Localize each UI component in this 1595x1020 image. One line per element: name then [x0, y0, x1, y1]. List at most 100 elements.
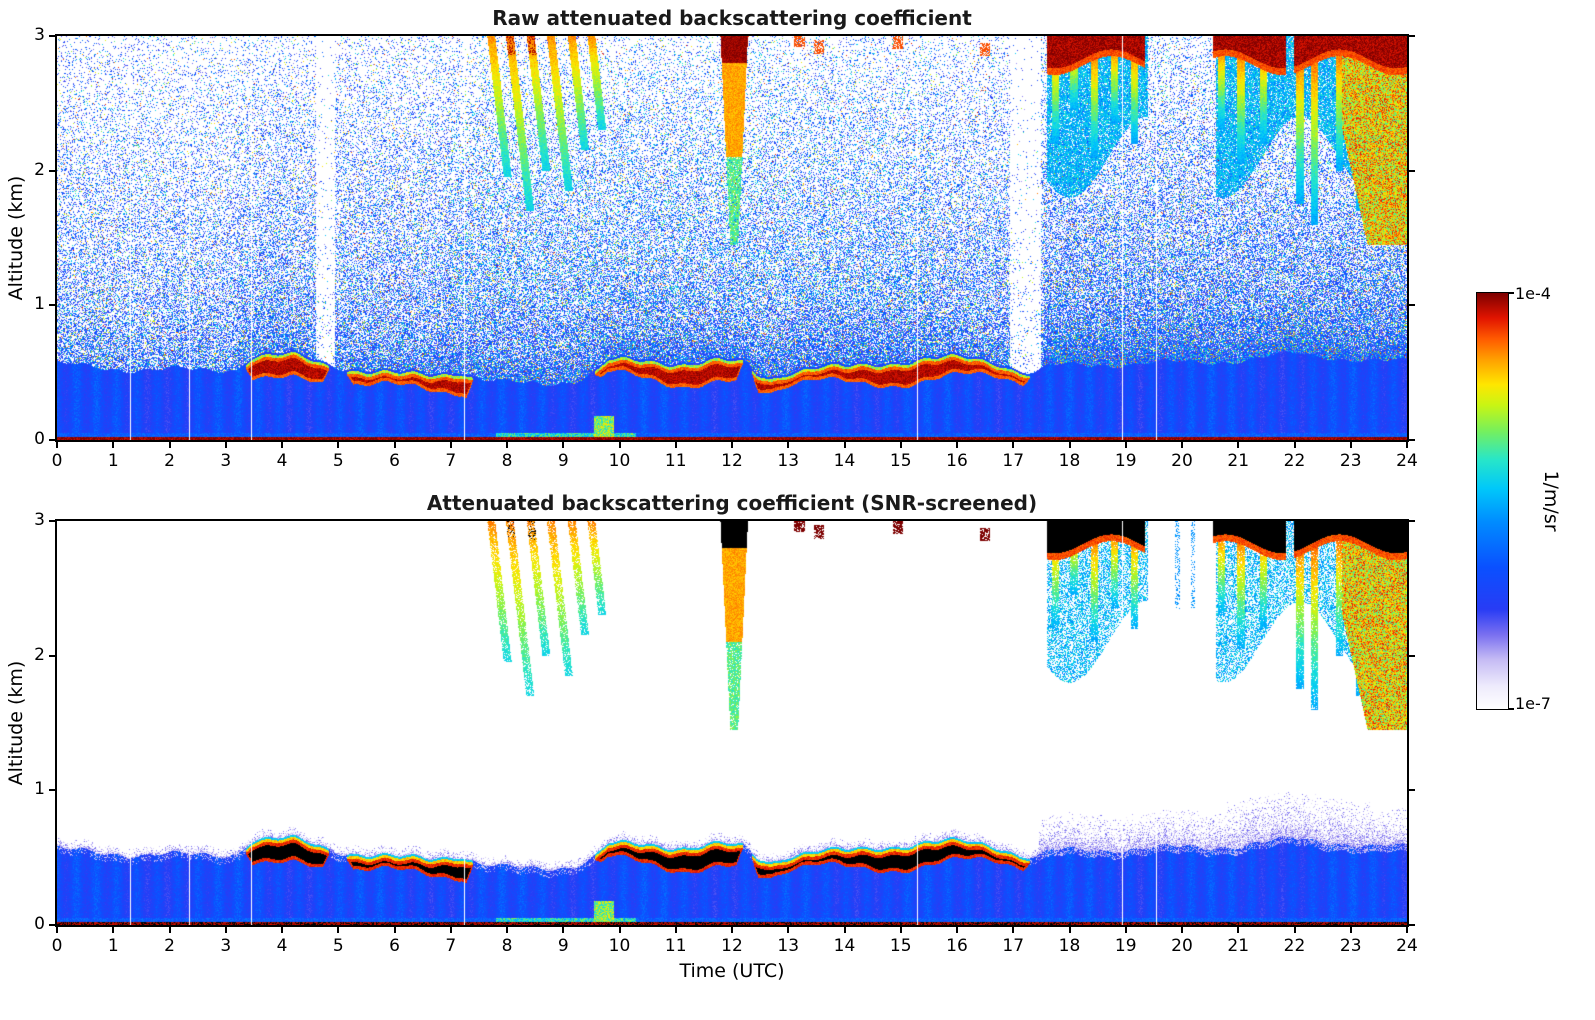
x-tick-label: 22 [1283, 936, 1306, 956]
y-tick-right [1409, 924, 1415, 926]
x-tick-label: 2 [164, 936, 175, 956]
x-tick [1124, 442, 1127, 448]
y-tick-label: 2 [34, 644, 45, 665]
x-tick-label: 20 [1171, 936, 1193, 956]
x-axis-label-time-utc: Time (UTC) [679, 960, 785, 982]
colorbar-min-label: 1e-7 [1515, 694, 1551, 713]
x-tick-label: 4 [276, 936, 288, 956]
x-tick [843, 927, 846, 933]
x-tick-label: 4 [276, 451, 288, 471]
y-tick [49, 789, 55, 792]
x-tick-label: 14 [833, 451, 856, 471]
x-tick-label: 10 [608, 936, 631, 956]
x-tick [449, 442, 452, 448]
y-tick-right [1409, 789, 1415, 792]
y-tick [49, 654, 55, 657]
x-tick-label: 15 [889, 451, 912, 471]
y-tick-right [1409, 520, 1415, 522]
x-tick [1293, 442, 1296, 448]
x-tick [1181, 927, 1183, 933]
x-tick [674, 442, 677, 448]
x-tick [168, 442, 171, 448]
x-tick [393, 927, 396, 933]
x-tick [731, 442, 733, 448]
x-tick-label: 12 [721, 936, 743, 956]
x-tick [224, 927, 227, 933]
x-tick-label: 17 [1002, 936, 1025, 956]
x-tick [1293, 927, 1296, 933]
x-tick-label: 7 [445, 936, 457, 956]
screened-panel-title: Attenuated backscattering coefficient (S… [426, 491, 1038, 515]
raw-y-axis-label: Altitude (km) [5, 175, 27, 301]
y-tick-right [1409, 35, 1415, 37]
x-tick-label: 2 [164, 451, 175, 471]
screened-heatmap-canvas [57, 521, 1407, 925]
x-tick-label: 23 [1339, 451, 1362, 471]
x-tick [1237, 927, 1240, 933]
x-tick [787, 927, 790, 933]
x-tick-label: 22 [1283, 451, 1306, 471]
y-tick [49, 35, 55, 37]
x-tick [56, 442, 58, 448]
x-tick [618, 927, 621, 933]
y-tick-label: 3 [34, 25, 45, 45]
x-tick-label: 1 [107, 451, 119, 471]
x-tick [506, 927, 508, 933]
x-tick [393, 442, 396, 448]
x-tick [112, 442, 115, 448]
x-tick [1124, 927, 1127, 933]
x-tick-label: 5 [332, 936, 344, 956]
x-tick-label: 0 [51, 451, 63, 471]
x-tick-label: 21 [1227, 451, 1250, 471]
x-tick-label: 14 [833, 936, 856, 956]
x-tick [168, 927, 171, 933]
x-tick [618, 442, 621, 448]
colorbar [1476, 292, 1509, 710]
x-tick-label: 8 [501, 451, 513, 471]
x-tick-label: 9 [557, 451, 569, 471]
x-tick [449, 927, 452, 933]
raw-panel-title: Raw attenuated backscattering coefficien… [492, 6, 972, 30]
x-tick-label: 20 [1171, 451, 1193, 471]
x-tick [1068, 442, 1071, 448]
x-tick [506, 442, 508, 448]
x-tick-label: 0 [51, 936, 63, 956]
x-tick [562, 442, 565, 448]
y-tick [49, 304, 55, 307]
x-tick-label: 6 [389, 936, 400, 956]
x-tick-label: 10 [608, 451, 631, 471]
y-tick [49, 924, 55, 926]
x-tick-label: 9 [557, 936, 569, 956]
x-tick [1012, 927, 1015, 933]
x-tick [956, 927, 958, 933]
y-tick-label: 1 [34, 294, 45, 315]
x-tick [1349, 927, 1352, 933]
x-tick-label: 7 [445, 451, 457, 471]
======
What you should do: Extract every line of the records above verbatim, leaving out the pictures.

Expected output:
Localize each UI component in this 1595x1020 image. One line per element: name then [x0, y0, x1, y1]. List at most 100 elements.
x-tick-label: 22 [1283, 936, 1306, 956]
y-tick-right [1409, 924, 1415, 926]
x-tick-label: 2 [164, 936, 175, 956]
x-tick [1124, 442, 1127, 448]
y-tick-label: 2 [34, 644, 45, 665]
x-tick-label: 20 [1171, 936, 1193, 956]
x-axis-label-time-utc: Time (UTC) [679, 960, 785, 982]
colorbar-min-label: 1e-7 [1515, 694, 1551, 713]
x-tick-label: 4 [276, 936, 288, 956]
x-tick [843, 927, 846, 933]
x-tick-label: 4 [276, 451, 288, 471]
y-tick [49, 789, 55, 792]
x-tick-label: 14 [833, 451, 856, 471]
x-tick-label: 10 [608, 936, 631, 956]
x-tick [449, 442, 452, 448]
y-tick-right [1409, 789, 1415, 792]
y-tick [49, 654, 55, 657]
x-tick-label: 15 [889, 451, 912, 471]
y-tick-right [1409, 520, 1415, 522]
x-tick [1293, 442, 1296, 448]
x-tick [1181, 927, 1183, 933]
x-tick [674, 442, 677, 448]
x-tick [168, 442, 171, 448]
x-tick [393, 927, 396, 933]
x-tick [731, 442, 733, 448]
x-tick-label: 12 [721, 936, 743, 956]
x-tick [224, 927, 227, 933]
x-tick-label: 17 [1002, 936, 1025, 956]
x-tick [1293, 927, 1296, 933]
x-tick-label: 7 [445, 936, 457, 956]
screened-panel-title: Attenuated backscattering coefficient (S… [426, 491, 1038, 515]
raw-y-axis-label: Altitude (km) [5, 175, 27, 301]
y-tick-right [1409, 35, 1415, 37]
x-tick-label: 2 [164, 451, 175, 471]
screened-heatmap-canvas [57, 521, 1407, 925]
x-tick-label: 23 [1339, 451, 1362, 471]
x-tick [1237, 927, 1240, 933]
x-tick [787, 927, 790, 933]
x-tick-label: 22 [1283, 451, 1306, 471]
y-tick [49, 35, 55, 37]
x-tick [56, 442, 58, 448]
x-tick [618, 927, 621, 933]
y-tick-label: 3 [34, 25, 45, 45]
x-tick-label: 1 [107, 451, 119, 471]
x-tick [506, 927, 508, 933]
x-tick [393, 442, 396, 448]
x-tick [112, 442, 115, 448]
x-tick [1124, 927, 1127, 933]
x-tick-label: 5 [332, 936, 344, 956]
x-tick-label: 0 [51, 451, 63, 471]
x-tick-label: 21 [1227, 451, 1250, 471]
x-tick-label: 14 [833, 936, 856, 956]
x-tick [168, 927, 171, 933]
x-tick [618, 442, 621, 448]
colorbar [1476, 292, 1509, 710]
x-tick-label: 8 [501, 451, 513, 471]
x-tick-label: 9 [557, 451, 569, 471]
x-tick [449, 927, 452, 933]
raw-panel-title: Raw attenuated backscattering coefficien… [492, 6, 972, 30]
x-tick-label: 20 [1171, 451, 1193, 471]
x-tick [1068, 442, 1071, 448]
x-tick [506, 442, 508, 448]
x-tick-label: 0 [51, 936, 63, 956]
x-tick [562, 442, 565, 448]
y-tick [49, 304, 55, 307]
x-tick-label: 6 [389, 936, 400, 956]
x-tick-label: 10 [608, 451, 631, 471]
y-tick [49, 924, 55, 926]
x-tick-label: 9 [557, 936, 569, 956]
x-tick [1012, 927, 1015, 933]
x-tick [956, 927, 958, 933]
y-tick-label: 1 [34, 294, 45, 315]
x-tick [1349, 927, 1352, 933]
x-tick-label: 7 [445, 451, 457, 471]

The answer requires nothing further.